In the entries, find all lines that hold the word "МОСКВА" and copy them.
━━━ Exercise data
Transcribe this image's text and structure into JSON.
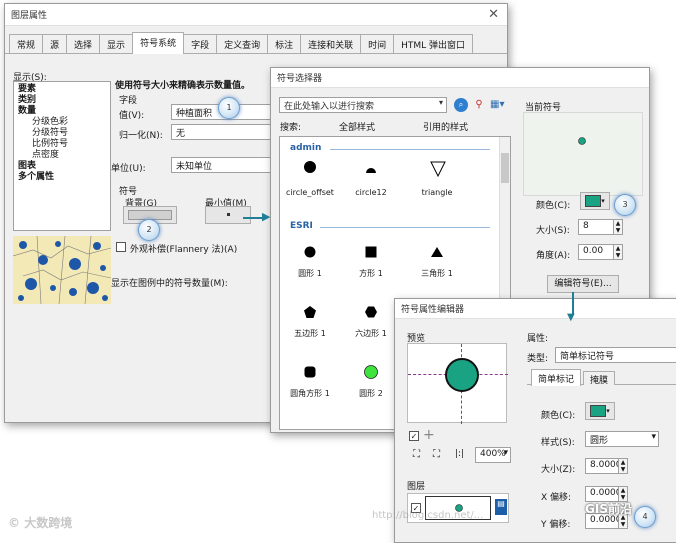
{
  "layer_props": {
    "title": "图层属性",
    "tabs": [
      "常规",
      "源",
      "选择",
      "显示",
      "符号系统",
      "字段",
      "定义查询",
      "标注",
      "连接和关联",
      "时间",
      "HTML 弹出窗口"
    ],
    "show_label": "显示(S):",
    "tree": [
      "要素",
      "类别",
      "数量",
      "分级色彩",
      "分级符号",
      "比例符号",
      "点密度",
      "图表",
      "多个属性"
    ],
    "heading": "使用符号大小来精确表示数量值。",
    "field_group": "字段",
    "value_label": "值(V):",
    "value": "种植面积",
    "normalize_label": "归一化(N):",
    "normalize_value": "无",
    "unit_label": "单位(U):",
    "unit_value": "未知单位",
    "symbol_group": "符号",
    "background_label": "背景(G)",
    "min_label": "最小值(M)",
    "flannery_label": "外观补偿(Flannery 法)(A)",
    "legend_count_label": "显示在图例中的符号数量(M):"
  },
  "symbol_selector": {
    "title": "符号选择器",
    "search_placeholder": "在此处输入以进行搜索",
    "search_label": "搜索:",
    "all_styles": "全部样式",
    "referenced_styles": "引用的样式",
    "groups": [
      {
        "name": "admin",
        "items": [
          "circle_offset",
          "circle12",
          "triangle"
        ]
      },
      {
        "name": "ESRI",
        "items": [
          "圆形 1",
          "方形 1",
          "三角形 1",
          "五边形 1",
          "六边形 1",
          "圆角方形 1",
          "圆形 2"
        ]
      }
    ],
    "current_symbol_label": "当前符号",
    "color_label": "颜色(C):",
    "size_label": "大小(S):",
    "size_value": "8",
    "angle_label": "角度(A):",
    "angle_value": "0.00",
    "edit_button": "编辑符号(E)...",
    "symbol_color": "#1aa383"
  },
  "prop_editor": {
    "title": "符号属性编辑器",
    "preview_label": "预览",
    "zoom_value": "400%",
    "layers_label": "图层",
    "properties_label": "属性:",
    "type_label": "类型:",
    "type_value": "简单标记符号",
    "tabs": [
      "简单标记",
      "掩膜"
    ],
    "color_label": "颜色(C):",
    "style_label": "样式(S):",
    "style_value": "圆形",
    "size_label": "大小(Z):",
    "size_value": "8.0000",
    "xoffset_label": "X 偏移:",
    "xoffset_value": "0.0000",
    "yoffset_label": "Y 偏移:",
    "yoffset_value": "0.0000"
  },
  "callouts": [
    "1",
    "2",
    "3",
    "4"
  ],
  "watermarks": {
    "left": "大数跨境",
    "right": "GIS前沿",
    "url": "http://blog.csdn.net/..."
  }
}
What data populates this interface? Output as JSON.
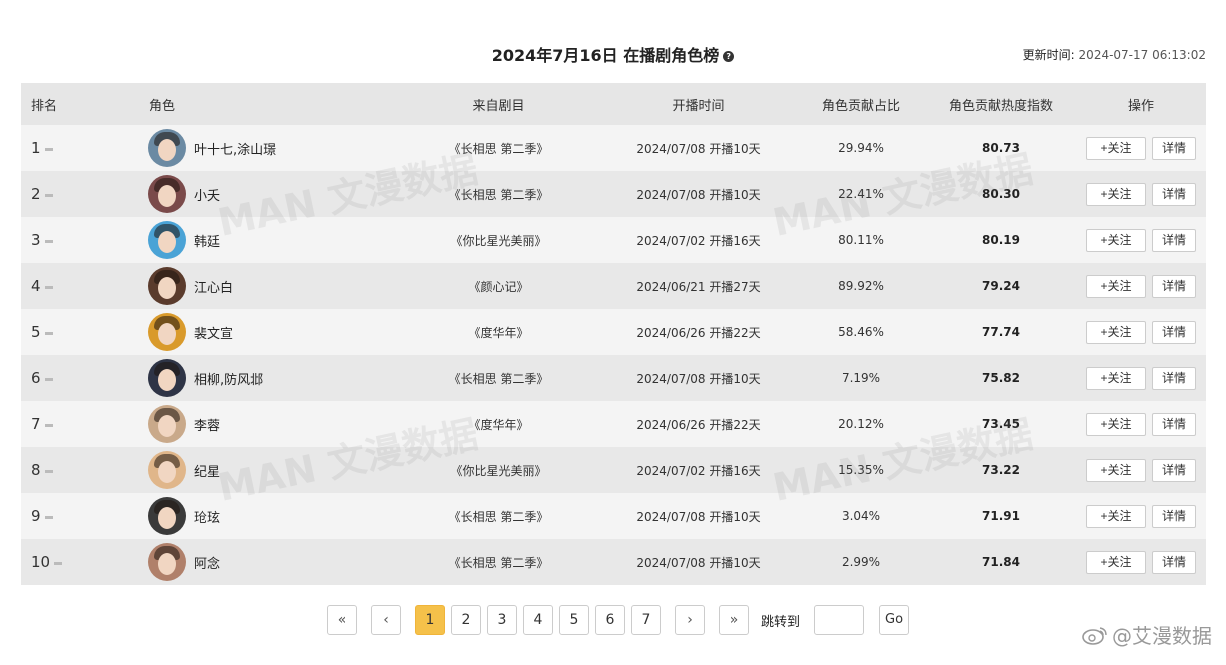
{
  "header": {
    "title": "2024年7月16日 在播剧角色榜",
    "help_icon": "?",
    "update_label": "更新时间:",
    "update_value": "2024-07-17 06:13:02"
  },
  "columns": [
    "排名",
    "角色",
    "来自剧目",
    "开播时间",
    "角色贡献占比",
    "角色贡献热度指数",
    "操作"
  ],
  "rows": [
    {
      "rank": "1",
      "role": "叶十七,涂山璟",
      "drama": "《长相思 第二季》",
      "date": "2024/07/08",
      "days": "开播10天",
      "ratio": "29.94%",
      "score": "80.73",
      "avatar_color": "#6b8aa3"
    },
    {
      "rank": "2",
      "role": "小夭",
      "drama": "《长相思 第二季》",
      "date": "2024/07/08",
      "days": "开播10天",
      "ratio": "22.41%",
      "score": "80.30",
      "avatar_color": "#7a4a4a"
    },
    {
      "rank": "3",
      "role": "韩廷",
      "drama": "《你比星光美丽》",
      "date": "2024/07/02",
      "days": "开播16天",
      "ratio": "80.11%",
      "score": "80.19",
      "avatar_color": "#4aa3d6"
    },
    {
      "rank": "4",
      "role": "江心白",
      "drama": "《颜心记》",
      "date": "2024/06/21",
      "days": "开播27天",
      "ratio": "89.92%",
      "score": "79.24",
      "avatar_color": "#5a3b2c"
    },
    {
      "rank": "5",
      "role": "裴文宣",
      "drama": "《度华年》",
      "date": "2024/06/26",
      "days": "开播22天",
      "ratio": "58.46%",
      "score": "77.74",
      "avatar_color": "#d99a2b"
    },
    {
      "rank": "6",
      "role": "相柳,防风邶",
      "drama": "《长相思 第二季》",
      "date": "2024/07/08",
      "days": "开播10天",
      "ratio": "7.19%",
      "score": "75.82",
      "avatar_color": "#2e3446"
    },
    {
      "rank": "7",
      "role": "李蓉",
      "drama": "《度华年》",
      "date": "2024/06/26",
      "days": "开播22天",
      "ratio": "20.12%",
      "score": "73.45",
      "avatar_color": "#c9a98a"
    },
    {
      "rank": "8",
      "role": "纪星",
      "drama": "《你比星光美丽》",
      "date": "2024/07/02",
      "days": "开播16天",
      "ratio": "15.35%",
      "score": "73.22",
      "avatar_color": "#e0b68a"
    },
    {
      "rank": "9",
      "role": "玱玹",
      "drama": "《长相思 第二季》",
      "date": "2024/07/08",
      "days": "开播10天",
      "ratio": "3.04%",
      "score": "71.91",
      "avatar_color": "#3a3a3a"
    },
    {
      "rank": "10",
      "role": "阿念",
      "drama": "《长相思 第二季》",
      "date": "2024/07/08",
      "days": "开播10天",
      "ratio": "2.99%",
      "score": "71.84",
      "avatar_color": "#b0806a"
    }
  ],
  "actions": {
    "follow": "+关注",
    "detail": "详情"
  },
  "pagination": {
    "first": "«",
    "prev": "‹",
    "pages": [
      "1",
      "2",
      "3",
      "4",
      "5",
      "6",
      "7"
    ],
    "active": "1",
    "next": "›",
    "last": "»",
    "jump_label": "跳转到",
    "go": "Go"
  },
  "watermark": "MAN 文漫数据",
  "brand": "@艾漫数据",
  "colors": {
    "accent": "#f5c14a",
    "header_bg": "#e6e6e6",
    "row_odd": "#f4f4f4",
    "row_even": "#e8e8e8"
  }
}
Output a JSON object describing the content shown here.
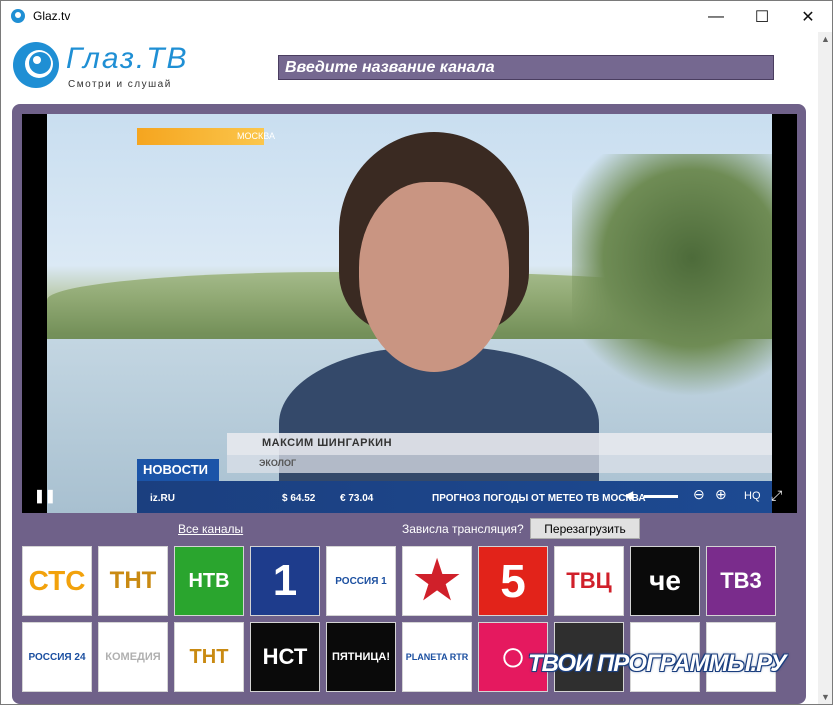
{
  "window": {
    "title": "Glaz.tv",
    "minimize_glyph": "—",
    "maximize_glyph": "☐",
    "close_glyph": "✕"
  },
  "logo": {
    "text": "Глаз.ТВ",
    "tagline": "Смотри и слушай"
  },
  "search": {
    "placeholder": "Введите название канала"
  },
  "player": {
    "location_tag": "МОСКВА",
    "person_name": "МАКСИМ ШИНГАРКИН",
    "person_role": "ЭКОЛОГ",
    "news_label": "НОВОСТИ",
    "site": "iz.RU",
    "rate_usd": "$ 64.52",
    "rate_eur": "€ 73.04",
    "ticker": "ПРОГНОЗ ПОГОДЫ ОТ МЕТЕО ТВ МОСКВА",
    "play_glyph": "❚❚",
    "volume_glyph": "◀",
    "zoom_out_glyph": "⊖",
    "zoom_in_glyph": "⊕",
    "quality": "HQ",
    "fullscreen_glyph": "⤢"
  },
  "controls": {
    "all_channels": "Все каналы",
    "freeze_question": "Зависла трансляция?",
    "reload": "Перезагрузить"
  },
  "channels": [
    {
      "label": "СТС",
      "bg": "#ffffff",
      "fg": "#f2a20c",
      "size": 28
    },
    {
      "label": "ТНТ",
      "bg": "#ffffff",
      "fg": "#c98a12",
      "size": 24
    },
    {
      "label": "НТВ",
      "bg": "#2aa52e",
      "fg": "#ffffff",
      "size": 20
    },
    {
      "label": "1",
      "bg": "#1e3c8c",
      "fg": "#ffffff",
      "size": 44
    },
    {
      "label": "РОССИЯ 1",
      "bg": "#ffffff",
      "fg": "#1b4fa0",
      "size": 10
    },
    {
      "label": "★",
      "bg": "#ffffff",
      "fg": "#d0202a",
      "size": 52
    },
    {
      "label": "5",
      "bg": "#e2231a",
      "fg": "#ffffff",
      "size": 46
    },
    {
      "label": "ТВЦ",
      "bg": "#ffffff",
      "fg": "#d0202a",
      "size": 22
    },
    {
      "label": "че",
      "bg": "#0a0a0a",
      "fg": "#ffffff",
      "size": 28
    },
    {
      "label": "ТВ3",
      "bg": "#7a2c8c",
      "fg": "#ffffff",
      "size": 22
    },
    {
      "label": "РОССИЯ 24",
      "bg": "#ffffff",
      "fg": "#1b4fa0",
      "size": 10
    },
    {
      "label": "КОМЕДИЯ",
      "bg": "#ffffff",
      "fg": "#b0b0b0",
      "size": 11
    },
    {
      "label": "ТНТ",
      "bg": "#ffffff",
      "fg": "#c98a12",
      "size": 20
    },
    {
      "label": "НСТ",
      "bg": "#0a0a0a",
      "fg": "#ffffff",
      "size": 22
    },
    {
      "label": "ПЯТНИЦА!",
      "bg": "#0a0a0a",
      "fg": "#ffffff",
      "size": 11
    },
    {
      "label": "PLANETA RTR",
      "bg": "#ffffff",
      "fg": "#1b4fa0",
      "size": 9
    },
    {
      "label": "○",
      "bg": "#e5195f",
      "fg": "#ffffff",
      "size": 44
    },
    {
      "label": "",
      "bg": "#2f2f2f",
      "fg": "#ffffff",
      "size": 22
    },
    {
      "label": "",
      "bg": "#ffffff",
      "fg": "#2a3a6a",
      "size": 22
    },
    {
      "label": "",
      "bg": "#ffffff",
      "fg": "#c8202a",
      "size": 20
    }
  ],
  "watermark": "ТВОИ ПРОГРАММЫ.РУ"
}
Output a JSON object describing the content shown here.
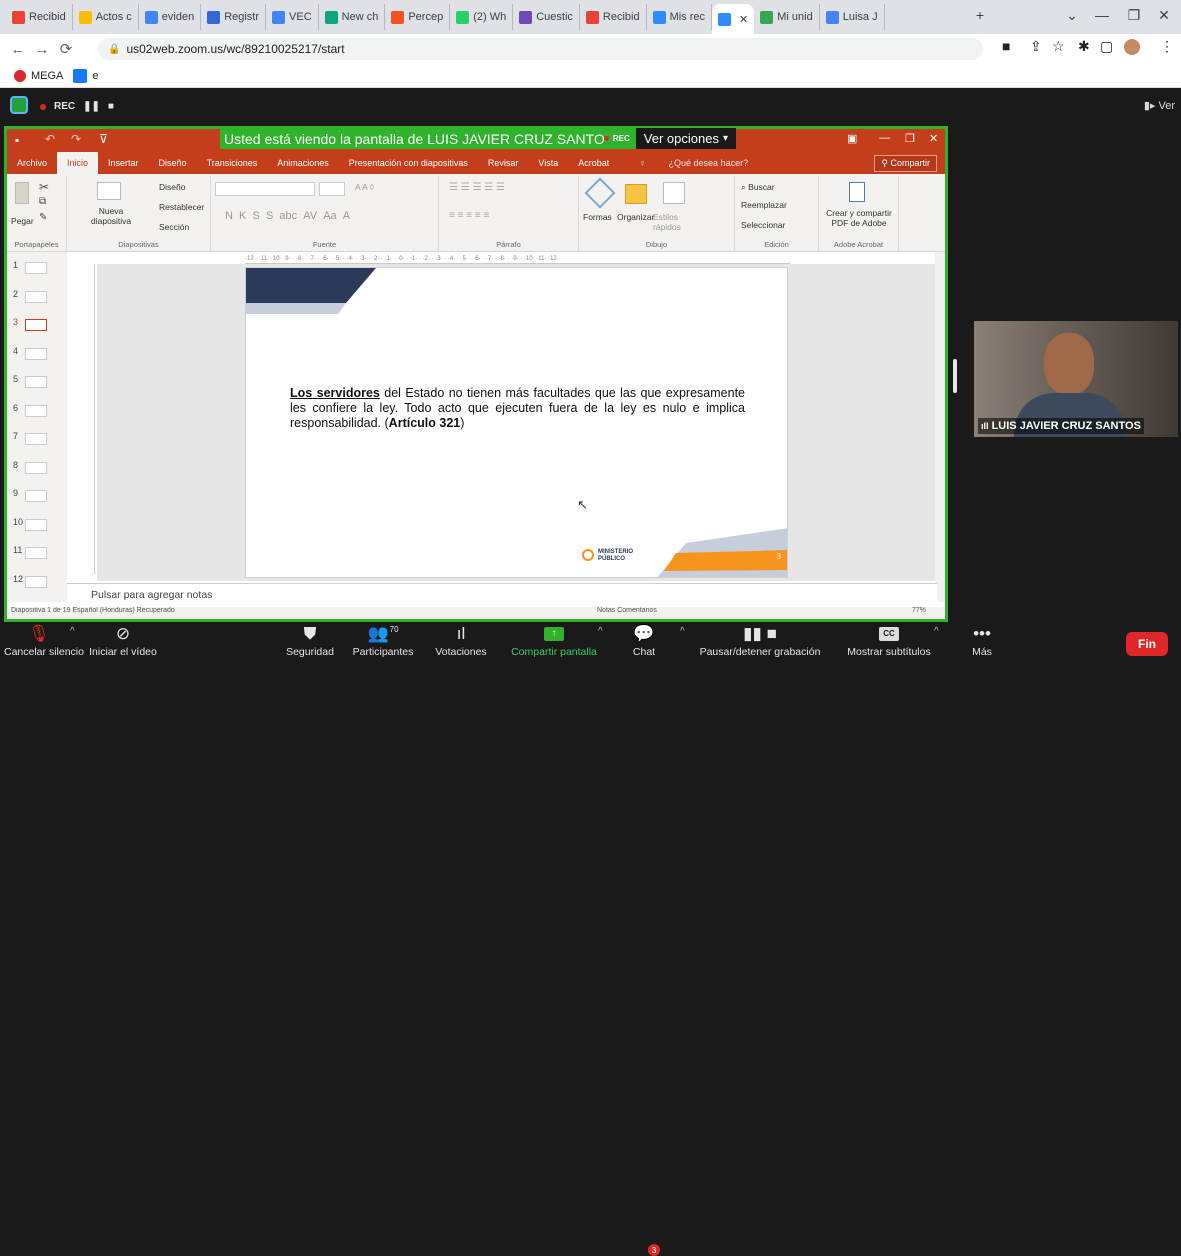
━━━━━━
Result for this task>
    "location_tag": "МОСКВА",
    "ticker": "ПРОГНОЗ ПОГОДЫ ОТ МЕТЕО ТВ МОСКВА",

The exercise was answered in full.